The polls were twice-delayed after President Gotabaya Rajapaksa dissolved the assembly in March and postponed polls scheduled for April due to the outbreak, before finally deciding on Aug. 5 as the date for general elections.

Mahinda Deshapriya, chairman of the Sri Lanka Elections Commission (EC), said police had been given “shooting orders” in case of security breaches and strict health protocols had been introduced at polling booths.

Deshapriya said that all 12,985 polling booths had been sanitized as a preventive measure.

The elections were completed at an estimated cost of $48.6 million, up from the $37.8 million spent during last year’s presidential polls.

Speaking to Arab News on Wednesday, Samuel Ratnajeevan Hoole, an EC member, said that a 60 percent turnout by noon was a “good sign of voters’ response.”

“Our voters are matured and informed now, and they will choose whom they want irrespective of any racial or religious differences,” he said, adding that there were fewer poll-related complaints this year compared with previous elections.

There were 46 registered political parties and 313 independent groups vying for the 225-seat parliament, with a total of 7,452 candidates in the fray – 3,652 fielded by 46 parties and 3,800 representing 313 independent groups.

According to the EC, nearly 16,263,885 registered voters could make their choice at the elections.

◆ **Short problem A**
Extract the lines of the records from the first line through the line containing "- annotation: s: [759, 430, 769, 451]", both ends included, and repeat them exactly.

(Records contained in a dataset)

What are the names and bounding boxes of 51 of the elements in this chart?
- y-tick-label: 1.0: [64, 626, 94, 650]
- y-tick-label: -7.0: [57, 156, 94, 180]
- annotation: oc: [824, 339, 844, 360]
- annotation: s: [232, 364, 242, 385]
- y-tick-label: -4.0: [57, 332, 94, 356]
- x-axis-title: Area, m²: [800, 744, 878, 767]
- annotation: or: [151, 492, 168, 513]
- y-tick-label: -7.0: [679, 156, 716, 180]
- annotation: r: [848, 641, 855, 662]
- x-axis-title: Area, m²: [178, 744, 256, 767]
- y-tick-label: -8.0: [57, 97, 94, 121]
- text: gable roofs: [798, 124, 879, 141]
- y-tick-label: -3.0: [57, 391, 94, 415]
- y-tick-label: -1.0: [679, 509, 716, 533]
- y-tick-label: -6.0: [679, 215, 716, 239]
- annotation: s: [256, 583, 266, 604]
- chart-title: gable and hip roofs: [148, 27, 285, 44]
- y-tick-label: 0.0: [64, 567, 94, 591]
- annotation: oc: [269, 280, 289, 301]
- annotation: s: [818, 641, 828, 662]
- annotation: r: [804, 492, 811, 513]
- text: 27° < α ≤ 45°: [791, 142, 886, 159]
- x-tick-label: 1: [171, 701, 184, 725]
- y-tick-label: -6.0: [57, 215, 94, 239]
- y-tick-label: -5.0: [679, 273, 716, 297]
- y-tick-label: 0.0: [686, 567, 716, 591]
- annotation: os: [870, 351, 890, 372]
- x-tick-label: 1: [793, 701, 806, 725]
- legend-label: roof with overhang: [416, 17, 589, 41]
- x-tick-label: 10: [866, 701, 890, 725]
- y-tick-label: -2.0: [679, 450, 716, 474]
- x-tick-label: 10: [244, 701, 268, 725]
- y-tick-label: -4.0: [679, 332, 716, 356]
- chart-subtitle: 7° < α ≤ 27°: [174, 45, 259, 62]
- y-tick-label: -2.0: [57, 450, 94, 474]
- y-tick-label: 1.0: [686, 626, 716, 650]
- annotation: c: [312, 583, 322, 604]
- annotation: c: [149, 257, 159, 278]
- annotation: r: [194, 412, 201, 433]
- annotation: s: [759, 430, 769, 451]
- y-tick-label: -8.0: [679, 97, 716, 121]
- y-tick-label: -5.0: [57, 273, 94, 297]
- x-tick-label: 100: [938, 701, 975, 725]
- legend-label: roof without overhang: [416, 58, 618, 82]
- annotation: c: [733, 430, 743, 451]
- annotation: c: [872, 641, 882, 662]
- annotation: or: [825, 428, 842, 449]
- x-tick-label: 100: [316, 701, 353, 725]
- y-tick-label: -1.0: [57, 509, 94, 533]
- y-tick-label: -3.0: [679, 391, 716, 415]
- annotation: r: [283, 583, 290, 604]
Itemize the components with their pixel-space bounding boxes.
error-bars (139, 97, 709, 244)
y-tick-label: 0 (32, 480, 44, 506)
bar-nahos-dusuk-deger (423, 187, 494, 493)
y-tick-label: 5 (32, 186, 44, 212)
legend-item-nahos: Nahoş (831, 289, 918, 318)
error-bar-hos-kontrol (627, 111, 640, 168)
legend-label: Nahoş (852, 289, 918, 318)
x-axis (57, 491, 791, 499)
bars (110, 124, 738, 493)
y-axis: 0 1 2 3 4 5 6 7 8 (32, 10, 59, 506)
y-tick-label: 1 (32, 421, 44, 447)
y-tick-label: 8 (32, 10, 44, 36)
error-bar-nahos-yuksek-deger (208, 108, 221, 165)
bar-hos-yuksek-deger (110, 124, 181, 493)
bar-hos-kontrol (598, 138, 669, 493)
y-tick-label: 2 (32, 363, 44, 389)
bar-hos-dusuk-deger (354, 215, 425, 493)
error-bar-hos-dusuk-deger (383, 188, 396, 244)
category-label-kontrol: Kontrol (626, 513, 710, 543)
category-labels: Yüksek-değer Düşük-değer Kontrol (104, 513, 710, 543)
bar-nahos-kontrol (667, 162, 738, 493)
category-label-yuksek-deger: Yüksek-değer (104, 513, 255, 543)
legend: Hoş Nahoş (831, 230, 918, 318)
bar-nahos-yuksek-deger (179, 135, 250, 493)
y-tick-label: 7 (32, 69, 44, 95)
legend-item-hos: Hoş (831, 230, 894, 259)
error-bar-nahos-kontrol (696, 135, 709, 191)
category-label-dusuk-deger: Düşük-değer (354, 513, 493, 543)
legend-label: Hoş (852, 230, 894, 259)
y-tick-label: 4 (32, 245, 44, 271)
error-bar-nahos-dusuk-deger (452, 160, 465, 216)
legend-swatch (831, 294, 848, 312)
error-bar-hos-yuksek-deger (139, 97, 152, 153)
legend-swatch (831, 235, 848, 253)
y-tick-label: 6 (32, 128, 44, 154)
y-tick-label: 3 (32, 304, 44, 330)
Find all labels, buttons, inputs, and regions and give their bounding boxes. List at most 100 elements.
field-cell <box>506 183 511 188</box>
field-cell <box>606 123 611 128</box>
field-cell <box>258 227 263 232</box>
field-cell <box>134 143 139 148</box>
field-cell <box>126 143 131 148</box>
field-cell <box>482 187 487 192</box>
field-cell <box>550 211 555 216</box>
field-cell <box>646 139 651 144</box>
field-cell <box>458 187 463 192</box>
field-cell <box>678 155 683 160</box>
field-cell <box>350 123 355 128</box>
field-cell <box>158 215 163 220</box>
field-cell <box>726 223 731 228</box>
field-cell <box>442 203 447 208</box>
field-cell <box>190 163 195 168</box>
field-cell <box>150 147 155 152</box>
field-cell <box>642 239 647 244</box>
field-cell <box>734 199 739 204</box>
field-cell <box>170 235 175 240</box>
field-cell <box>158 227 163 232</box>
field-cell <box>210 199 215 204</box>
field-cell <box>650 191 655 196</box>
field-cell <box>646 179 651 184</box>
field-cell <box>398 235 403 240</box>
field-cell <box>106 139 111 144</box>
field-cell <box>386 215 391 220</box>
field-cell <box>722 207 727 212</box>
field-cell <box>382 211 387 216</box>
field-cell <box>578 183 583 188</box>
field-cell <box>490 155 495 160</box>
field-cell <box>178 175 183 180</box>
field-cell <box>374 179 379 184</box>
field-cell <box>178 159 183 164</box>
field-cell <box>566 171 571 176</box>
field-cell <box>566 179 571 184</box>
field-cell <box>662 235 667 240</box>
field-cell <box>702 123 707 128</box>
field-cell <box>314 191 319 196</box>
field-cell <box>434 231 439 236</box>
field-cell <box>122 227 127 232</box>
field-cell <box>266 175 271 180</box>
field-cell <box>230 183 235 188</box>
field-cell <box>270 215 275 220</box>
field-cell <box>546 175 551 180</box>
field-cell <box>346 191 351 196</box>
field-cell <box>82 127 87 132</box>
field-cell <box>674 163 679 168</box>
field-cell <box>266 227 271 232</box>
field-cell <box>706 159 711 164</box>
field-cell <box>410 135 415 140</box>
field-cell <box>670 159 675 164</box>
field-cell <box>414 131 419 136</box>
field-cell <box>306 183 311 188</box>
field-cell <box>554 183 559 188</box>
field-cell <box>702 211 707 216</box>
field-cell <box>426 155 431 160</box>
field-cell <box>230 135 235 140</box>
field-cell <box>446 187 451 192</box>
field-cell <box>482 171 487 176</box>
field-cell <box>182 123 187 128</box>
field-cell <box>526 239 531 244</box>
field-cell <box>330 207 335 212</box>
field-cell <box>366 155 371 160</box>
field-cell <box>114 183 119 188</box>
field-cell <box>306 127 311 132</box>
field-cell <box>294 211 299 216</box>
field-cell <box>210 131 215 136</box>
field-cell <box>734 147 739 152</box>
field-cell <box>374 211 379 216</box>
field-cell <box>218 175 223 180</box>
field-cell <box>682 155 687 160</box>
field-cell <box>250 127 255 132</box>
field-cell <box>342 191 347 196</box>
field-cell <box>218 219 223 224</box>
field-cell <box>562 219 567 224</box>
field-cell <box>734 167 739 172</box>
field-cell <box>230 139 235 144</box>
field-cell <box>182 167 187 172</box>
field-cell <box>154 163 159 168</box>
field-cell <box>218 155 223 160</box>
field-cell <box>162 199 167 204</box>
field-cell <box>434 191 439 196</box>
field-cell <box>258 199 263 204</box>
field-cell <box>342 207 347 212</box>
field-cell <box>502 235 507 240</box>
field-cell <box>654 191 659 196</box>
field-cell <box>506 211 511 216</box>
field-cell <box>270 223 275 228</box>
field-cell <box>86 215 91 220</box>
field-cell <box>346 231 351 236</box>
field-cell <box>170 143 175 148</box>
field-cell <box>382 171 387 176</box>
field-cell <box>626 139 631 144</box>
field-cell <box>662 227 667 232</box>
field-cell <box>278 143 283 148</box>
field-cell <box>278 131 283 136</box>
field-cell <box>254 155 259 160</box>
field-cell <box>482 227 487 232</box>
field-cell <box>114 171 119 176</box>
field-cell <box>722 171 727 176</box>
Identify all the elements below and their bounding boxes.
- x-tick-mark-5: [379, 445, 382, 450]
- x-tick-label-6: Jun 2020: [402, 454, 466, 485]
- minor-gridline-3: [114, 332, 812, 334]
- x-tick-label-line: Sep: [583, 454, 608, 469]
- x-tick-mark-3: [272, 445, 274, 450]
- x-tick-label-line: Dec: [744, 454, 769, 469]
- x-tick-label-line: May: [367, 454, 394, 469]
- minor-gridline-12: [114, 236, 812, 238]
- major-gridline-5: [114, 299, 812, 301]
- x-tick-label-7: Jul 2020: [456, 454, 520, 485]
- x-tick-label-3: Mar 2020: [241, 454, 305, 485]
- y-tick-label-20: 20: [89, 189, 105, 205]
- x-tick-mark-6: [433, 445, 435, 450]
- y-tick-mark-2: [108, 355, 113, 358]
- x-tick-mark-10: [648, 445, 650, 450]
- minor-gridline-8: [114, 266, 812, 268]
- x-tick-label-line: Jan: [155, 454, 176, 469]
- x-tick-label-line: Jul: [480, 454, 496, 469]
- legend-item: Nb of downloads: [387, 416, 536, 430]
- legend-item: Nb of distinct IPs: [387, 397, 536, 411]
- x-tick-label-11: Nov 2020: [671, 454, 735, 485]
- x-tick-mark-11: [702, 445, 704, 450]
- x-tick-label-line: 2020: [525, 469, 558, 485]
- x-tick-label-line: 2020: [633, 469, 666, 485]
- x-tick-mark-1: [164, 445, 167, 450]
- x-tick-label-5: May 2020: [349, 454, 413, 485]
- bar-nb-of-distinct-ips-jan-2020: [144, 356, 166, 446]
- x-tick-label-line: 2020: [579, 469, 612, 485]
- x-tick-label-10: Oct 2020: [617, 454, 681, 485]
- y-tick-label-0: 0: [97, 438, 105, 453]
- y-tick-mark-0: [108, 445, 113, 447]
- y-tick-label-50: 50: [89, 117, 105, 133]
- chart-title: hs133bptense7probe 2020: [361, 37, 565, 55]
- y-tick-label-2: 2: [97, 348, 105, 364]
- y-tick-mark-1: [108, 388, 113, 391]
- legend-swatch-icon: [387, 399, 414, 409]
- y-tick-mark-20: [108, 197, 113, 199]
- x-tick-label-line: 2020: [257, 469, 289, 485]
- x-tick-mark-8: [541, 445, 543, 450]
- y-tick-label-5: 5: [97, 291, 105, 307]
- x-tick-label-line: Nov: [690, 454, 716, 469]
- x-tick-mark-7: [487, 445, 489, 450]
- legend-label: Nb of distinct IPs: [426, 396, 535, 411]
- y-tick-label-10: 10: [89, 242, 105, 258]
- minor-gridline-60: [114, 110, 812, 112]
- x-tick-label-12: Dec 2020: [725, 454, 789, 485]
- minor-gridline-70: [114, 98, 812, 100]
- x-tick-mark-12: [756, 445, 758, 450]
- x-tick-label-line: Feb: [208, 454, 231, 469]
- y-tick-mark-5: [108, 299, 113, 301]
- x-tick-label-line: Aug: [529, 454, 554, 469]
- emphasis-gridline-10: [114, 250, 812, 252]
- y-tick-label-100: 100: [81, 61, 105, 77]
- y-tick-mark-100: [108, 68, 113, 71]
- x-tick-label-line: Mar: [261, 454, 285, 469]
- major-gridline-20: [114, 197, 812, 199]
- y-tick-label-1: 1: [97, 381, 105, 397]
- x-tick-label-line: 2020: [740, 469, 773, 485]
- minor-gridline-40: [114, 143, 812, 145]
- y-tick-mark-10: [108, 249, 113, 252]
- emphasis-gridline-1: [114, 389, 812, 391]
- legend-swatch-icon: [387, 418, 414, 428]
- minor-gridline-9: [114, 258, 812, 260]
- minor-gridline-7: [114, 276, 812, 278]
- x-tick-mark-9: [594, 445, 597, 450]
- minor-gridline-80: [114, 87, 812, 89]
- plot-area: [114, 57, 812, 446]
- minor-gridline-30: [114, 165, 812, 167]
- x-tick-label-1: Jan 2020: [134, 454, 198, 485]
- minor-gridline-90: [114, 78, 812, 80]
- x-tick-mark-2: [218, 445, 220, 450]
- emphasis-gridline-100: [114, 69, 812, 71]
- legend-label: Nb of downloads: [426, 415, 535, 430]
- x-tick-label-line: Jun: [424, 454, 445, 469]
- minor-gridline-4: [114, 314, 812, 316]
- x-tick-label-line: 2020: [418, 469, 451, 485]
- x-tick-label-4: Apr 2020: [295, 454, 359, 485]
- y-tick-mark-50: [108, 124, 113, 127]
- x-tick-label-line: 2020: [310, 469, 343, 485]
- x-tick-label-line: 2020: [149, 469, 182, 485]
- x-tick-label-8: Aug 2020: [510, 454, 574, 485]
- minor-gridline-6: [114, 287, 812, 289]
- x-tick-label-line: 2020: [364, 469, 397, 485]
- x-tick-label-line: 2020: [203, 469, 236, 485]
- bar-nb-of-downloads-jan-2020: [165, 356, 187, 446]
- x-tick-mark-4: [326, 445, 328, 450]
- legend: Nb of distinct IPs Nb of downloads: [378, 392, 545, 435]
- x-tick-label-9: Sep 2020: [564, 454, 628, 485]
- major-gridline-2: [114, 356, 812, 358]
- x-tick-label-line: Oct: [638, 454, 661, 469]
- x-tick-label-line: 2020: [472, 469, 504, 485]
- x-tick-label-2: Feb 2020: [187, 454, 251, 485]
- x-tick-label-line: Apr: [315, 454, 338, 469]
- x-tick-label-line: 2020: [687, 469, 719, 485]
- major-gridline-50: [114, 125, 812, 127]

◆ **Short problem B**
Copy the passage of the Sri Lanka election report that opens with the words containing "The elections were" and closes with "at the elections.", keeping its wording unchanged.

◆ **Output A**
What are the names and bounding boxes of 51 of the elements in this chart?
- y-tick-label: 1.0: [64, 626, 94, 650]
- y-tick-label: -7.0: [57, 156, 94, 180]
- annotation: oc: [824, 339, 844, 360]
- annotation: s: [232, 364, 242, 385]
- y-tick-label: -4.0: [57, 332, 94, 356]
- x-axis-title: Area, m²: [800, 744, 878, 767]
- annotation: or: [151, 492, 168, 513]
- y-tick-label: -7.0: [679, 156, 716, 180]
- annotation: r: [848, 641, 855, 662]
- x-axis-title: Area, m²: [178, 744, 256, 767]
- y-tick-label: -8.0: [57, 97, 94, 121]
- text: gable roofs: [798, 124, 879, 141]
- y-tick-label: -3.0: [57, 391, 94, 415]
- y-tick-label: -1.0: [679, 509, 716, 533]
- y-tick-label: -6.0: [679, 215, 716, 239]
- annotation: s: [256, 583, 266, 604]
- chart-title: gable and hip roofs: [148, 27, 285, 44]
- y-tick-label: 0.0: [64, 567, 94, 591]
- annotation: oc: [269, 280, 289, 301]
- annotation: s: [818, 641, 828, 662]
- annotation: r: [804, 492, 811, 513]
- text: 27° < α ≤ 45°: [791, 142, 886, 159]
- x-tick-label: 1: [171, 701, 184, 725]
- y-tick-label: -6.0: [57, 215, 94, 239]
- y-tick-label: -5.0: [679, 273, 716, 297]
- y-tick-label: 0.0: [686, 567, 716, 591]
- annotation: os: [870, 351, 890, 372]
- x-tick-label: 1: [793, 701, 806, 725]
- legend-label: roof with overhang: [416, 17, 589, 41]
- x-tick-label: 10: [866, 701, 890, 725]
- y-tick-label: -2.0: [679, 450, 716, 474]
- x-tick-label: 10: [244, 701, 268, 725]
- y-tick-label: -4.0: [679, 332, 716, 356]
- chart-subtitle: 7° < α ≤ 27°: [174, 45, 259, 62]
- y-tick-label: -2.0: [57, 450, 94, 474]
- y-tick-label: 1.0: [686, 626, 716, 650]
- annotation: c: [312, 583, 322, 604]
- annotation: c: [149, 257, 159, 278]
- annotation: r: [194, 412, 201, 433]
- annotation: s: [759, 430, 769, 451]

◆ **Output B**
The elections were completed at an estimated cost of $48.6 million, up from the $37.8 million spent during last year’s presidential polls.

Speaking to Arab News on Wednesday, Samuel Ratnajeevan Hoole, an EC member, said that a 60 percent turnout by noon was a “good sign of voters’ response.”

“Our voters are matured and informed now, and they will choose whom they want irrespective of any racial or religious differences,” he said, adding that there were fewer poll-related complaints this year compared with previous elections.

There were 46 registered political parties and 313 independent groups vying for the 225-seat parliament, with a total of 7,452 candidates in the fray – 3,652 fielded by 46 parties and 3,800 representing 313 independent groups.

According to the EC, nearly 16,263,885 registered voters could make their choice at the elections.